What the task asks: Return every record below exactly as written, but leave out the pictures.

━━ Listing ━━

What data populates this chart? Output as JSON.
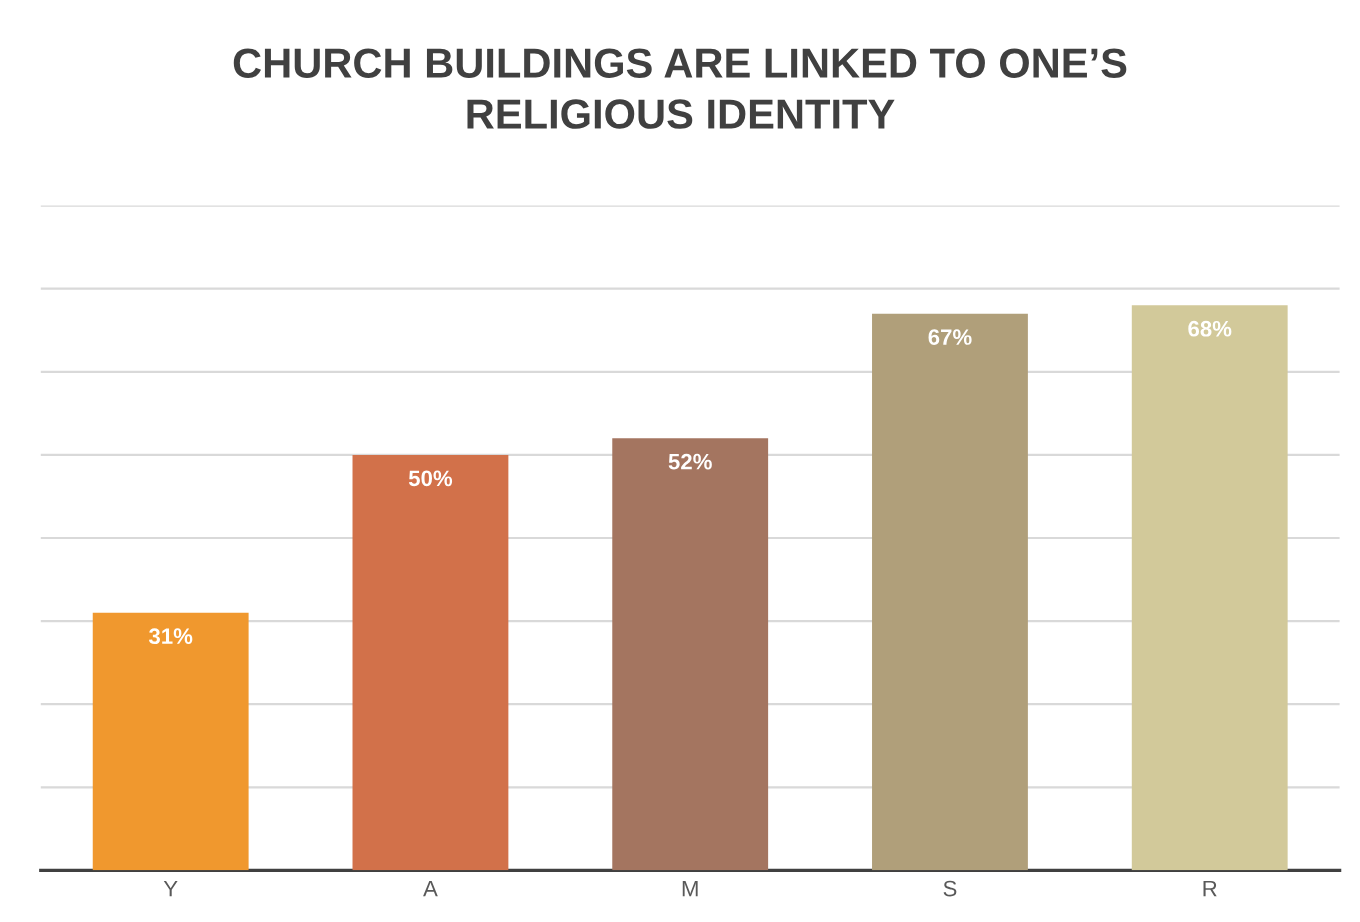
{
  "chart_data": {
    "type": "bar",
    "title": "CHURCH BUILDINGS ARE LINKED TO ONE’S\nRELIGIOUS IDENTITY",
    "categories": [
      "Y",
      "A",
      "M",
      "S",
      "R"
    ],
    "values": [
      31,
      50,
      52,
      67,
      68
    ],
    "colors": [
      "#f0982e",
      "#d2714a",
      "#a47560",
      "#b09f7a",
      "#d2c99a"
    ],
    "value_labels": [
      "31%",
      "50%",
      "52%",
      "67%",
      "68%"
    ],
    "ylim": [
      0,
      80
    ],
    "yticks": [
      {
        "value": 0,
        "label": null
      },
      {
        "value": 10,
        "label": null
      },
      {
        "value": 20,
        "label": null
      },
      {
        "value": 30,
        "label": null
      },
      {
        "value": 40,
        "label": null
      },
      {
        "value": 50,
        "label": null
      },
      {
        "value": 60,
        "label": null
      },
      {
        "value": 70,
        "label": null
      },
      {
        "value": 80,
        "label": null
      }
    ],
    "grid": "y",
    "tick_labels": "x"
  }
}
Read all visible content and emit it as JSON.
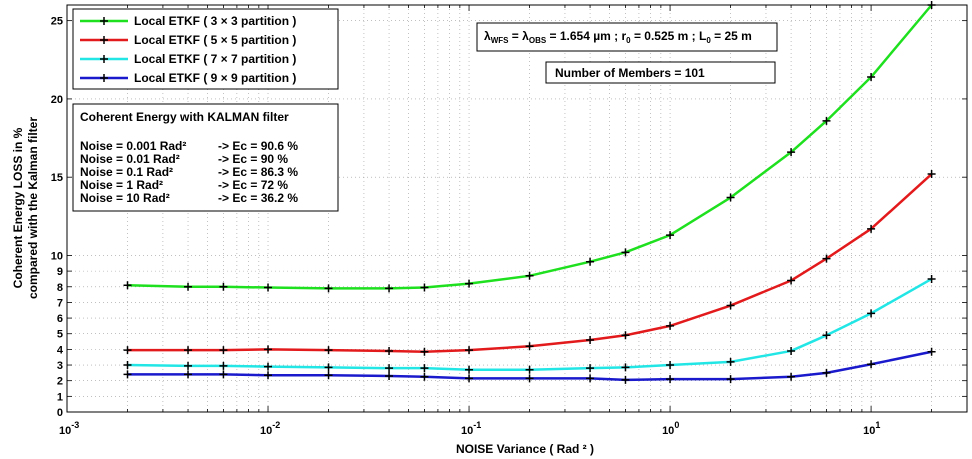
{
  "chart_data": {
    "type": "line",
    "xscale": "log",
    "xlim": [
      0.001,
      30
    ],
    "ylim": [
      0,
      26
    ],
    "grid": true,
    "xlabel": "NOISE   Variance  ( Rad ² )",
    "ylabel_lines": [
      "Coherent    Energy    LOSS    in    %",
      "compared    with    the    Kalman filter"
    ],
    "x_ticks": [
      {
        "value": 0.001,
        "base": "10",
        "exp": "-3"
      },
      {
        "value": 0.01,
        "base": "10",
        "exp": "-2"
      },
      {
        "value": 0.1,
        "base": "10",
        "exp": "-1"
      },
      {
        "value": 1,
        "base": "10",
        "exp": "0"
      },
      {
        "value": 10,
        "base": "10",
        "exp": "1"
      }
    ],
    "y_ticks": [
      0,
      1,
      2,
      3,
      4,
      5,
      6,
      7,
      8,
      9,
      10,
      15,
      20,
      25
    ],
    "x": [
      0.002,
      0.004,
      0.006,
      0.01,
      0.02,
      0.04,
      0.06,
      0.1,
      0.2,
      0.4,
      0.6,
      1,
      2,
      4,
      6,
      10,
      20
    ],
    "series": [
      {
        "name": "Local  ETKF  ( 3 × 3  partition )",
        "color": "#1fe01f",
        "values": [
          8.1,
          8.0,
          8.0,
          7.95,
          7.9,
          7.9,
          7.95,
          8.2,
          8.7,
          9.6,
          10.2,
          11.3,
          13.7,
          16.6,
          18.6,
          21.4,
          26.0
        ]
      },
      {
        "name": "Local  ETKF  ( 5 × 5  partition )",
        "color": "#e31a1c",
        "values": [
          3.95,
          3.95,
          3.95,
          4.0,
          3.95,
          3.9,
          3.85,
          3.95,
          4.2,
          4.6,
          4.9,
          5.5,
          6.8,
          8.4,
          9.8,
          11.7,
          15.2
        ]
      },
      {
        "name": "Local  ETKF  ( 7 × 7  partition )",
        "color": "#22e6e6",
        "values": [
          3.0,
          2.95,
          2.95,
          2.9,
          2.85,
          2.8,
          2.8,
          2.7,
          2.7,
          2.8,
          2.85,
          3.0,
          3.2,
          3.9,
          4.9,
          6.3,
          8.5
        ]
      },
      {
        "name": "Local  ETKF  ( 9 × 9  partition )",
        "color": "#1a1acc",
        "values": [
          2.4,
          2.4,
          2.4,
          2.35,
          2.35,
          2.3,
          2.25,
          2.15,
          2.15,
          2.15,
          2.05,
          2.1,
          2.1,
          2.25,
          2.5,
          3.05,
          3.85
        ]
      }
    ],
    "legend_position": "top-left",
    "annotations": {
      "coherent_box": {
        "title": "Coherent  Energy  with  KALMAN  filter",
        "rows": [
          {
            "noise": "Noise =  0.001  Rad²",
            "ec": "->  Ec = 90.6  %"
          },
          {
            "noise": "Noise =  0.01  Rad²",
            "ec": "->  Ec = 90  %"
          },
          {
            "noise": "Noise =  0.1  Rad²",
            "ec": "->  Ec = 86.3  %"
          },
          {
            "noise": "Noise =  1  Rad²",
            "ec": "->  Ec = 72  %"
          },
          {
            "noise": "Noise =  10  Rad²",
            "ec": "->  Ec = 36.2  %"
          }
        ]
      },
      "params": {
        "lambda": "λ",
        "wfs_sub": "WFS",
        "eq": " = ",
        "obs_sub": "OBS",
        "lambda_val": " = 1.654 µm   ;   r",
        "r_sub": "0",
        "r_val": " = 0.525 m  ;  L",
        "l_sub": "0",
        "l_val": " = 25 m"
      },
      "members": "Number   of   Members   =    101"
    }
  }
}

━━━

Output for this task:
What data populates this chart? Output as JSON.
{
  "chart_data": {
    "type": "bar",
    "title": "CHURCH BUILDINGS ARE LINKED TO ONE’S\nRELIGIOUS IDENTITY",
    "categories": [
      "Y",
      "A",
      "M",
      "S",
      "R"
    ],
    "values": [
      31,
      50,
      52,
      67,
      68
    ],
    "colors": [
      "#f0982e",
      "#d2714a",
      "#a47560",
      "#b09f7a",
      "#d2c99a"
    ],
    "value_labels": [
      "31%",
      "50%",
      "52%",
      "67%",
      "68%"
    ],
    "ylim": [
      0,
      80
    ],
    "yticks": [
      {
        "value": 0,
        "label": null
      },
      {
        "value": 10,
        "label": null
      },
      {
        "value": 20,
        "label": null
      },
      {
        "value": 30,
        "label": null
      },
      {
        "value": 40,
        "label": null
      },
      {
        "value": 50,
        "label": null
      },
      {
        "value": 60,
        "label": null
      },
      {
        "value": 70,
        "label": null
      },
      {
        "value": 80,
        "label": null
      }
    ],
    "grid": "y",
    "tick_labels": "x"
  }
}
Read all visible content and emit it as JSON.
{
  "chart_data": {
    "type": "line",
    "xscale": "log",
    "xlim": [
      0.001,
      30
    ],
    "ylim": [
      0,
      26
    ],
    "grid": true,
    "xlabel": "NOISE   Variance  ( Rad ² )",
    "ylabel_lines": [
      "Coherent    Energy    LOSS    in    %",
      "compared    with    the    Kalman filter"
    ],
    "x_ticks": [
      {
        "value": 0.001,
        "base": "10",
        "exp": "-3"
      },
      {
        "value": 0.01,
        "base": "10",
        "exp": "-2"
      },
      {
        "value": 0.1,
        "base": "10",
        "exp": "-1"
      },
      {
        "value": 1,
        "base": "10",
        "exp": "0"
      },
      {
        "value": 10,
        "base": "10",
        "exp": "1"
      }
    ],
    "y_ticks": [
      0,
      1,
      2,
      3,
      4,
      5,
      6,
      7,
      8,
      9,
      10,
      15,
      20,
      25
    ],
    "x": [
      0.002,
      0.004,
      0.006,
      0.01,
      0.02,
      0.04,
      0.06,
      0.1,
      0.2,
      0.4,
      0.6,
      1,
      2,
      4,
      6,
      10,
      20
    ],
    "series": [
      {
        "name": "Local  ETKF  ( 3 × 3  partition )",
        "color": "#1fe01f",
        "values": [
          8.1,
          8.0,
          8.0,
          7.95,
          7.9,
          7.9,
          7.95,
          8.2,
          8.7,
          9.6,
          10.2,
          11.3,
          13.7,
          16.6,
          18.6,
          21.4,
          26.0
        ]
      },
      {
        "name": "Local  ETKF  ( 5 × 5  partition )",
        "color": "#e31a1c",
        "values": [
          3.95,
          3.95,
          3.95,
          4.0,
          3.95,
          3.9,
          3.85,
          3.95,
          4.2,
          4.6,
          4.9,
          5.5,
          6.8,
          8.4,
          9.8,
          11.7,
          15.2
        ]
      },
      {
        "name": "Local  ETKF  ( 7 × 7  partition )",
        "color": "#22e6e6",
        "values": [
          3.0,
          2.95,
          2.95,
          2.9,
          2.85,
          2.8,
          2.8,
          2.7,
          2.7,
          2.8,
          2.85,
          3.0,
          3.2,
          3.9,
          4.9,
          6.3,
          8.5
        ]
      },
      {
        "name": "Local  ETKF  ( 9 × 9  partition )",
        "color": "#1a1acc",
        "values": [
          2.4,
          2.4,
          2.4,
          2.35,
          2.35,
          2.3,
          2.25,
          2.15,
          2.15,
          2.15,
          2.05,
          2.1,
          2.1,
          2.25,
          2.5,
          3.05,
          3.85
        ]
      }
    ],
    "legend_position": "top-left",
    "annotations": {
      "coherent_box": {
        "title": "Coherent  Energy  with  KALMAN  filter",
        "rows": [
          {
            "noise": "Noise =  0.001  Rad²",
            "ec": "->  Ec = 90.6  %"
          },
          {
            "noise": "Noise =  0.01  Rad²",
            "ec": "->  Ec = 90  %"
          },
          {
            "noise": "Noise =  0.1  Rad²",
            "ec": "->  Ec = 86.3  %"
          },
          {
            "noise": "Noise =  1  Rad²",
            "ec": "->  Ec = 72  %"
          },
          {
            "noise": "Noise =  10  Rad²",
            "ec": "->  Ec = 36.2  %"
          }
        ]
      },
      "params": {
        "lambda": "λ",
        "wfs_sub": "WFS",
        "eq": " = ",
        "obs_sub": "OBS",
        "lambda_val": " = 1.654 µm   ;   r",
        "r_sub": "0",
        "r_val": " = 0.525 m  ;  L",
        "l_sub": "0",
        "l_val": " = 25 m"
      },
      "members": "Number   of   Members   =    101"
    }
  }
}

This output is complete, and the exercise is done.